What you need to do
Present the following entries again, word for word and in full.

Data records
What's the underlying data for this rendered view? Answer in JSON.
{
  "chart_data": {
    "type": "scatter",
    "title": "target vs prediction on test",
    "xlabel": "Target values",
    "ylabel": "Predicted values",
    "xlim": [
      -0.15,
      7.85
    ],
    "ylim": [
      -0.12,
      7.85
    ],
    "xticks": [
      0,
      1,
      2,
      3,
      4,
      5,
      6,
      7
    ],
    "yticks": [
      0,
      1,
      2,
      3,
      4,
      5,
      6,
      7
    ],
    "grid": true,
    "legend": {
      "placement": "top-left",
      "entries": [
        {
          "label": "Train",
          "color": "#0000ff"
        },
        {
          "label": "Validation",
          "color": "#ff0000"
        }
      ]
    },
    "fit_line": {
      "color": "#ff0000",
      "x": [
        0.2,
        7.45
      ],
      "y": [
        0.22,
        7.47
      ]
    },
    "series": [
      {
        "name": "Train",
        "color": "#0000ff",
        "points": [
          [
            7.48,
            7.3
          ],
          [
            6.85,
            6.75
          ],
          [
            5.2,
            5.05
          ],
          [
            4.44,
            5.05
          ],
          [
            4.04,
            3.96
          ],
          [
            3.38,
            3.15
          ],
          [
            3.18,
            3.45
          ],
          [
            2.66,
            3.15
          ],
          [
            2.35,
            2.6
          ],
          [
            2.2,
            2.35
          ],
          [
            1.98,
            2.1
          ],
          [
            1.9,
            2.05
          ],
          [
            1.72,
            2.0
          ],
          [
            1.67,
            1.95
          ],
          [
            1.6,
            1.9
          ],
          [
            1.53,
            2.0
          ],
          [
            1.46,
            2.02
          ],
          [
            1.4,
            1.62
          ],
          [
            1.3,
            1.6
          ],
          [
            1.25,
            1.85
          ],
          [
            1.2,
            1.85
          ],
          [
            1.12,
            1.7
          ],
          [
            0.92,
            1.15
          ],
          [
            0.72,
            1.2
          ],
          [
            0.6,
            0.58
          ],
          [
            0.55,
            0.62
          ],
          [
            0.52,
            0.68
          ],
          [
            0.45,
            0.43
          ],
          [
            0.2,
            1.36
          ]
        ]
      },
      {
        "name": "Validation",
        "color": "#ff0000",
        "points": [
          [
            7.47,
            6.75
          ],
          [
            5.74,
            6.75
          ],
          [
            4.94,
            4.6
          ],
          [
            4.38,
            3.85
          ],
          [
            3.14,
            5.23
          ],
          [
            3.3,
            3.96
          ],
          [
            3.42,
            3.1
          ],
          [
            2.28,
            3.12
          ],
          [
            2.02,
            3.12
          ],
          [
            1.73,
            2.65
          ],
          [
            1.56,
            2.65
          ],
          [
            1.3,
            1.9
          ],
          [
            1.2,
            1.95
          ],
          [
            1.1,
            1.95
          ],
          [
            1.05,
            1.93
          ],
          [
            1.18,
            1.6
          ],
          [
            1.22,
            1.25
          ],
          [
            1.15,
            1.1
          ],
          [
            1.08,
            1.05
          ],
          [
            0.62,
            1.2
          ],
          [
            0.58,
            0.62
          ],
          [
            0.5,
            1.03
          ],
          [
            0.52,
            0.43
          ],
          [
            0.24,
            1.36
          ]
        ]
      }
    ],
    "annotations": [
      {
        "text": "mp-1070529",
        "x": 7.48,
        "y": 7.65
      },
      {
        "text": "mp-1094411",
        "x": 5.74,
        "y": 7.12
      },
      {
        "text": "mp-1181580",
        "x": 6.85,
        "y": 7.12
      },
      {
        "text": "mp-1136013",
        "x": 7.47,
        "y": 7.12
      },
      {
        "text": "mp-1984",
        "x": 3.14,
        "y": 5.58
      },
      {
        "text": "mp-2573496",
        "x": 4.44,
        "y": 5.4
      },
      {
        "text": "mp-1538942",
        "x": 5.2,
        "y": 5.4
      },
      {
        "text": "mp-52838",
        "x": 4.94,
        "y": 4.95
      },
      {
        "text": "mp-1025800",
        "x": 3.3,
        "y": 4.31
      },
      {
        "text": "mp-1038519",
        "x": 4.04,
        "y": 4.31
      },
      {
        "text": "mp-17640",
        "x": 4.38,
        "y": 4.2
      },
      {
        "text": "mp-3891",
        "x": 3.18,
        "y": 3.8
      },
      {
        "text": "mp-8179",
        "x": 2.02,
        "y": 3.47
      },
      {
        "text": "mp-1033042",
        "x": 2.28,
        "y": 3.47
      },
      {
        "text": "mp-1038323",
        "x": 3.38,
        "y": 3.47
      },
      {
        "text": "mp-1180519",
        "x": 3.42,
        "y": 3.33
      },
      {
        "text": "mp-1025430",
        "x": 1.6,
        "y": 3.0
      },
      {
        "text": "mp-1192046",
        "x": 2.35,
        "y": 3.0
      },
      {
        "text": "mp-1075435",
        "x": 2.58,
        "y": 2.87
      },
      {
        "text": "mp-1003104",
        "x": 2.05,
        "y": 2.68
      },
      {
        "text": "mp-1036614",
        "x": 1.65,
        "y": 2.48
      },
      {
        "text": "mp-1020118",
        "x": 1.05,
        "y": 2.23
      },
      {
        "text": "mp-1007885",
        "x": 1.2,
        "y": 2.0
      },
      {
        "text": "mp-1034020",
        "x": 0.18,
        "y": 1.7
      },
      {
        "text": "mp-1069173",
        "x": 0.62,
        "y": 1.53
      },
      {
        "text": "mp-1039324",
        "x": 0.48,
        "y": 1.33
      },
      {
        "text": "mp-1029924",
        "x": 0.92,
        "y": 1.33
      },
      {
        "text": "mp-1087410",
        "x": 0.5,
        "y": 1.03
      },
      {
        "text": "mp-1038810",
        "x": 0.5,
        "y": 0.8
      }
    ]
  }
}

Result of the task
What's the underlying data for this rendered view? Answer in JSON.
{
  "chart_data": {
    "type": "scatter",
    "title": "target vs prediction on test",
    "xlabel": "Target values",
    "ylabel": "Predicted values",
    "xlim": [
      -0.15,
      7.85
    ],
    "ylim": [
      -0.12,
      7.85
    ],
    "xticks": [
      0,
      1,
      2,
      3,
      4,
      5,
      6,
      7
    ],
    "yticks": [
      0,
      1,
      2,
      3,
      4,
      5,
      6,
      7
    ],
    "grid": true,
    "legend": {
      "placement": "top-left",
      "entries": [
        {
          "label": "Train",
          "color": "#0000ff"
        },
        {
          "label": "Validation",
          "color": "#ff0000"
        }
      ]
    },
    "fit_line": {
      "color": "#ff0000",
      "x": [
        0.2,
        7.45
      ],
      "y": [
        0.22,
        7.47
      ]
    },
    "series": [
      {
        "name": "Train",
        "color": "#0000ff",
        "points": [
          [
            7.48,
            7.3
          ],
          [
            6.85,
            6.75
          ],
          [
            5.2,
            5.05
          ],
          [
            4.44,
            5.05
          ],
          [
            4.04,
            3.96
          ],
          [
            3.38,
            3.15
          ],
          [
            3.18,
            3.45
          ],
          [
            2.66,
            3.15
          ],
          [
            2.35,
            2.6
          ],
          [
            2.2,
            2.35
          ],
          [
            1.98,
            2.1
          ],
          [
            1.9,
            2.05
          ],
          [
            1.72,
            2.0
          ],
          [
            1.67,
            1.95
          ],
          [
            1.6,
            1.9
          ],
          [
            1.53,
            2.0
          ],
          [
            1.46,
            2.02
          ],
          [
            1.4,
            1.62
          ],
          [
            1.3,
            1.6
          ],
          [
            1.25,
            1.85
          ],
          [
            1.2,
            1.85
          ],
          [
            1.12,
            1.7
          ],
          [
            0.92,
            1.15
          ],
          [
            0.72,
            1.2
          ],
          [
            0.6,
            0.58
          ],
          [
            0.55,
            0.62
          ],
          [
            0.52,
            0.68
          ],
          [
            0.45,
            0.43
          ],
          [
            0.2,
            1.36
          ]
        ]
      },
      {
        "name": "Validation",
        "color": "#ff0000",
        "points": [
          [
            7.47,
            6.75
          ],
          [
            5.74,
            6.75
          ],
          [
            4.94,
            4.6
          ],
          [
            4.38,
            3.85
          ],
          [
            3.14,
            5.23
          ],
          [
            3.3,
            3.96
          ],
          [
            3.42,
            3.1
          ],
          [
            2.28,
            3.12
          ],
          [
            2.02,
            3.12
          ],
          [
            1.73,
            2.65
          ],
          [
            1.56,
            2.65
          ],
          [
            1.3,
            1.9
          ],
          [
            1.2,
            1.95
          ],
          [
            1.1,
            1.95
          ],
          [
            1.05,
            1.93
          ],
          [
            1.18,
            1.6
          ],
          [
            1.22,
            1.25
          ],
          [
            1.15,
            1.1
          ],
          [
            1.08,
            1.05
          ],
          [
            0.62,
            1.2
          ],
          [
            0.58,
            0.62
          ],
          [
            0.5,
            1.03
          ],
          [
            0.52,
            0.43
          ],
          [
            0.24,
            1.36
          ]
        ]
      }
    ],
    "annotations": [
      {
        "text": "mp-1070529",
        "x": 7.48,
        "y": 7.65
      },
      {
        "text": "mp-1094411",
        "x": 5.74,
        "y": 7.12
      },
      {
        "text": "mp-1181580",
        "x": 6.85,
        "y": 7.12
      },
      {
        "text": "mp-1136013",
        "x": 7.47,
        "y": 7.12
      },
      {
        "text": "mp-1984",
        "x": 3.14,
        "y": 5.58
      },
      {
        "text": "mp-2573496",
        "x": 4.44,
        "y": 5.4
      },
      {
        "text": "mp-1538942",
        "x": 5.2,
        "y": 5.4
      },
      {
        "text": "mp-52838",
        "x": 4.94,
        "y": 4.95
      },
      {
        "text": "mp-1025800",
        "x": 3.3,
        "y": 4.31
      },
      {
        "text": "mp-1038519",
        "x": 4.04,
        "y": 4.31
      },
      {
        "text": "mp-17640",
        "x": 4.38,
        "y": 4.2
      },
      {
        "text": "mp-3891",
        "x": 3.18,
        "y": 3.8
      },
      {
        "text": "mp-8179",
        "x": 2.02,
        "y": 3.47
      },
      {
        "text": "mp-1033042",
        "x": 2.28,
        "y": 3.47
      },
      {
        "text": "mp-1038323",
        "x": 3.38,
        "y": 3.47
      },
      {
        "text": "mp-1180519",
        "x": 3.42,
        "y": 3.33
      },
      {
        "text": "mp-1025430",
        "x": 1.6,
        "y": 3.0
      },
      {
        "text": "mp-1192046",
        "x": 2.35,
        "y": 3.0
      },
      {
        "text": "mp-1075435",
        "x": 2.58,
        "y": 2.87
      },
      {
        "text": "mp-1003104",
        "x": 2.05,
        "y": 2.68
      },
      {
        "text": "mp-1036614",
        "x": 1.65,
        "y": 2.48
      },
      {
        "text": "mp-1020118",
        "x": 1.05,
        "y": 2.23
      },
      {
        "text": "mp-1007885",
        "x": 1.2,
        "y": 2.0
      },
      {
        "text": "mp-1034020",
        "x": 0.18,
        "y": 1.7
      },
      {
        "text": "mp-1069173",
        "x": 0.62,
        "y": 1.53
      },
      {
        "text": "mp-1039324",
        "x": 0.48,
        "y": 1.33
      },
      {
        "text": "mp-1029924",
        "x": 0.92,
        "y": 1.33
      },
      {
        "text": "mp-1087410",
        "x": 0.5,
        "y": 1.03
      },
      {
        "text": "mp-1038810",
        "x": 0.5,
        "y": 0.8
      }
    ]
  }
}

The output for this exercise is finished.